GIVEN TASK
The records below must be transcribed exactly. Do not include the pictures.

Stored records
Start

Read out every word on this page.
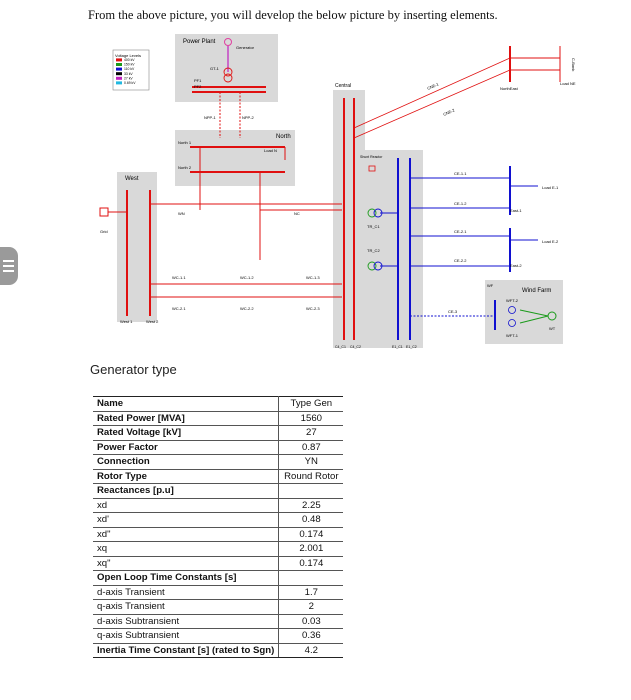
From the above picture, you will develop the below picture by inserting elements.
Voltage Levels
400 kV
150 kV
110 kV
33 kV
27 kV
0.69 kV
Power Plant
Generator
GT-1
PF1
PF2
NPP-1	NPP-2
North
North 1
North 2
Load N
West
Grid
WN
West 1	West 2
NC
WC-1.1	WC-1.2	WC-1.3
WC-2.1	WC-2.2	WC-2.3
Central
Shunt Reactor
TR_C1
TR_C2
C4_C1 C4_C2
CE-1.1
CE-1.2
CE-2.1
CE-2.2
CE-3
East-1
East-2
Load E-1
Load E-2
E1_C1 E1_C2
CNE-1
CNE-2
C-Bank
NorthEast
Load NE
WF
Wind Farm
WFT-2
WFT-1
WT
Generator type
Name	Type Gen
Rated Power [MVA]	1560
Rated Voltage [kV]	27
Power Factor	0.87
Connection	YN
Rotor Type	Round Rotor
Reactances [p.u]	
xd	2.25
xd'	0.48
xd"	0.174
xq	2.001
xq"	0.174
Open Loop Time Constants [s]	
d-axis Transient	1.7
q-axis Transient	2
d-axis Subtransient	0.03
q-axis Subtransient	0.36
Inertia Time Constant [s] (rated to Sgn)	4.2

End

RESULT
Read out every word on this page.
From the above picture, you will develop the below picture by inserting elements.
Voltage Levels
400 kV
150 kV
110 kV
33 kV
27 kV
0.69 kV
Power Plant
Generator
GT-1
PF1
PF2
NPP-1	NPP-2
North
North 1
North 2
Load N
West
Grid
WN
West 1	West 2
NC
WC-1.1	WC-1.2	WC-1.3
WC-2.1	WC-2.2	WC-2.3
Central
Shunt Reactor
TR_C1
TR_C2
C4_C1 C4_C2
CE-1.1
CE-1.2
CE-2.1
CE-2.2
CE-3
East-1
East-2
Load E-1
Load E-2
E1_C1 E1_C2
CNE-1
CNE-2
C-Bank
NorthEast
Load NE
WF
Wind Farm
WFT-2
WFT-1
WT
Generator type
Name	Type Gen
Rated Power [MVA]	1560
Rated Voltage [kV]	27
Power Factor	0.87
Connection	YN
Rotor Type	Round Rotor
Reactances [p.u]	
xd	2.25
xd'	0.48
xd"	0.174
xq	2.001
xq"	0.174
Open Loop Time Constants [s]	
d-axis Transient	1.7
q-axis Transient	2
d-axis Subtransient	0.03
q-axis Subtransient	0.36
Inertia Time Constant [s] (rated to Sgn)	4.2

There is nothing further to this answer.